**Problem description**
In the records below, find each line containing the word "pressure" and copy it.

**The data**
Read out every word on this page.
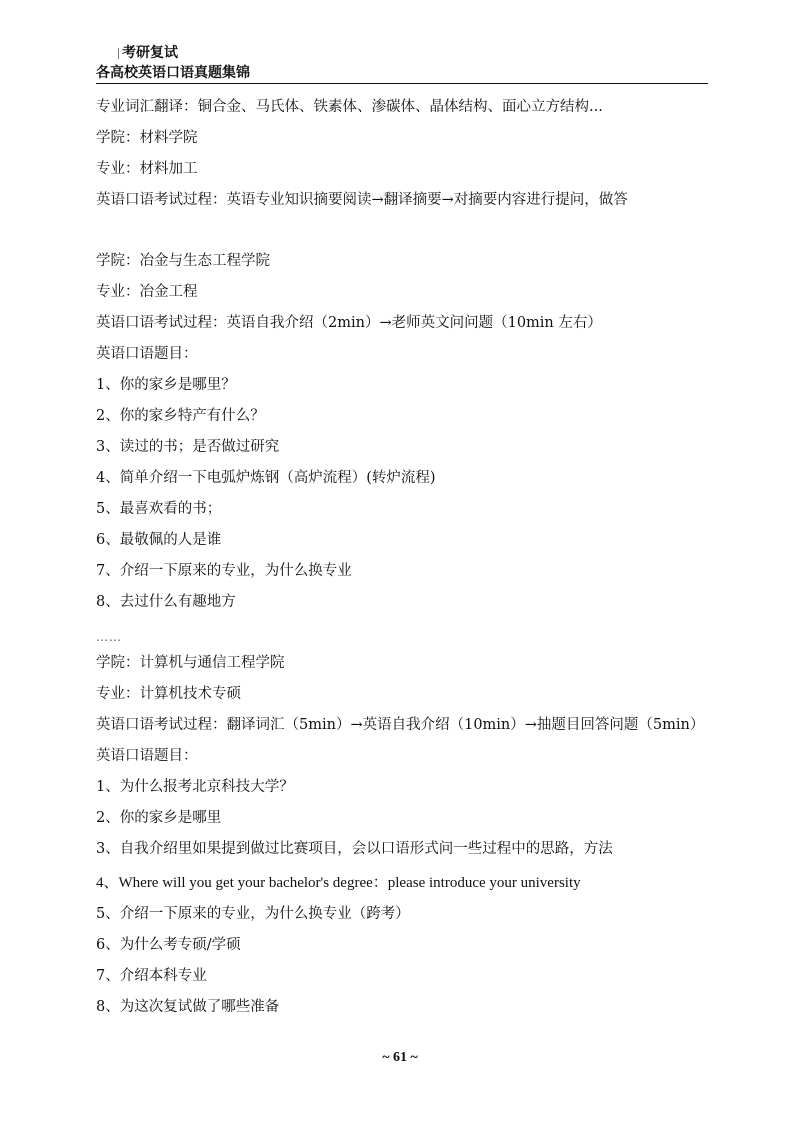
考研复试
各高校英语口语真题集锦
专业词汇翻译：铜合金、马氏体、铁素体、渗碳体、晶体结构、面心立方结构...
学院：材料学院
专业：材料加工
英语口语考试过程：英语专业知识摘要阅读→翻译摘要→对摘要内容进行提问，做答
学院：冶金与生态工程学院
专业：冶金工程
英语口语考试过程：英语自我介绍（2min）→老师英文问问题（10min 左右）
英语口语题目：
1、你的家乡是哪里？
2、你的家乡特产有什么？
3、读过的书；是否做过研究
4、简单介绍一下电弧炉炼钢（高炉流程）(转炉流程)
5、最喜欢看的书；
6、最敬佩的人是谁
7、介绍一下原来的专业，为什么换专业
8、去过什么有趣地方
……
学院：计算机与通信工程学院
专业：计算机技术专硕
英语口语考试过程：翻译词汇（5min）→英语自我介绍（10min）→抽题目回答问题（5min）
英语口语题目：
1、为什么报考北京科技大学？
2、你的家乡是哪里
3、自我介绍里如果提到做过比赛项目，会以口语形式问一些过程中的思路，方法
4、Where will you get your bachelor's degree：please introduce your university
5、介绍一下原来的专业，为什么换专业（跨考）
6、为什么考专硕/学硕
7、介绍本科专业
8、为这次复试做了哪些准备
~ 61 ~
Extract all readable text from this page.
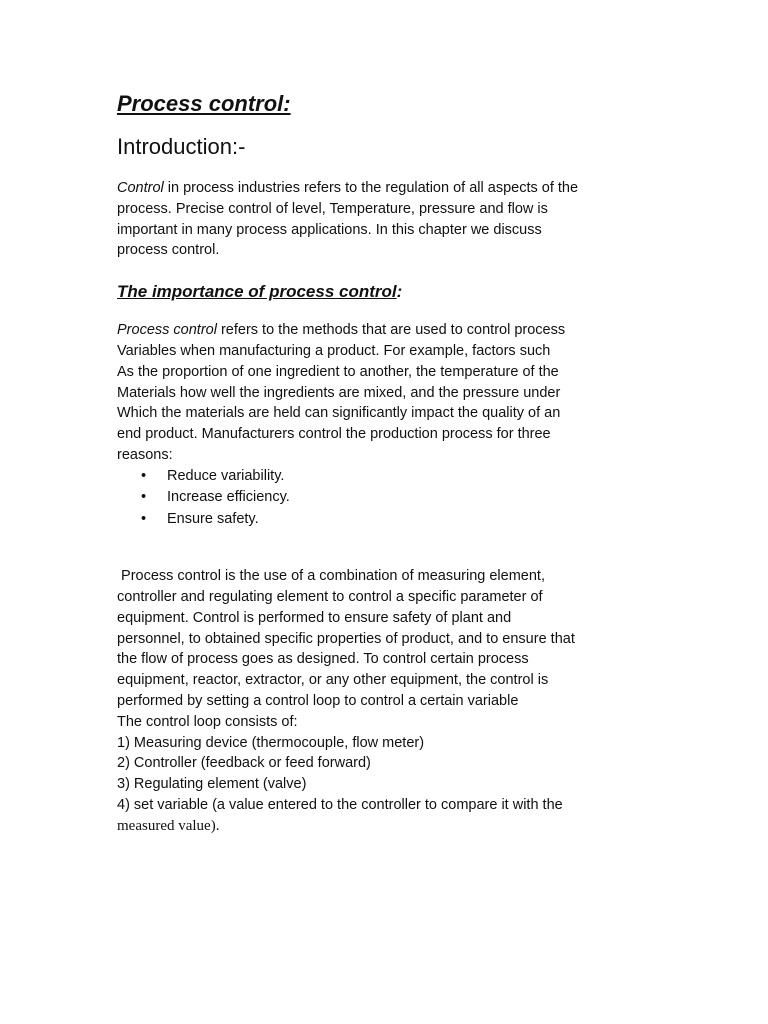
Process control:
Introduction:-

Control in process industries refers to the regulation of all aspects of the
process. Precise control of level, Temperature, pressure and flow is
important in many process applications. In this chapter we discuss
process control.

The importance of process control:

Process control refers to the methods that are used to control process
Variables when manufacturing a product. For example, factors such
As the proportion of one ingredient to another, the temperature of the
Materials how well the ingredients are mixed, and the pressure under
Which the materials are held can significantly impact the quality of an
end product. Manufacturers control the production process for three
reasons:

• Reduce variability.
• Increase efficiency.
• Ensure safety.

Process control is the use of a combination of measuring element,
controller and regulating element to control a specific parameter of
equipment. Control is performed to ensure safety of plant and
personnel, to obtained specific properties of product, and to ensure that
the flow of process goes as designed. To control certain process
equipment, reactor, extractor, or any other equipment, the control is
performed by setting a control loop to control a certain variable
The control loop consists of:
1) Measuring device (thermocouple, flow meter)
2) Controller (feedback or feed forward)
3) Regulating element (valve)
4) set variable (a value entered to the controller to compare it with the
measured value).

**Response**
process. Precise control of level, Temperature, pressure and flow is
Materials how well the ingredients are mixed, and the pressure under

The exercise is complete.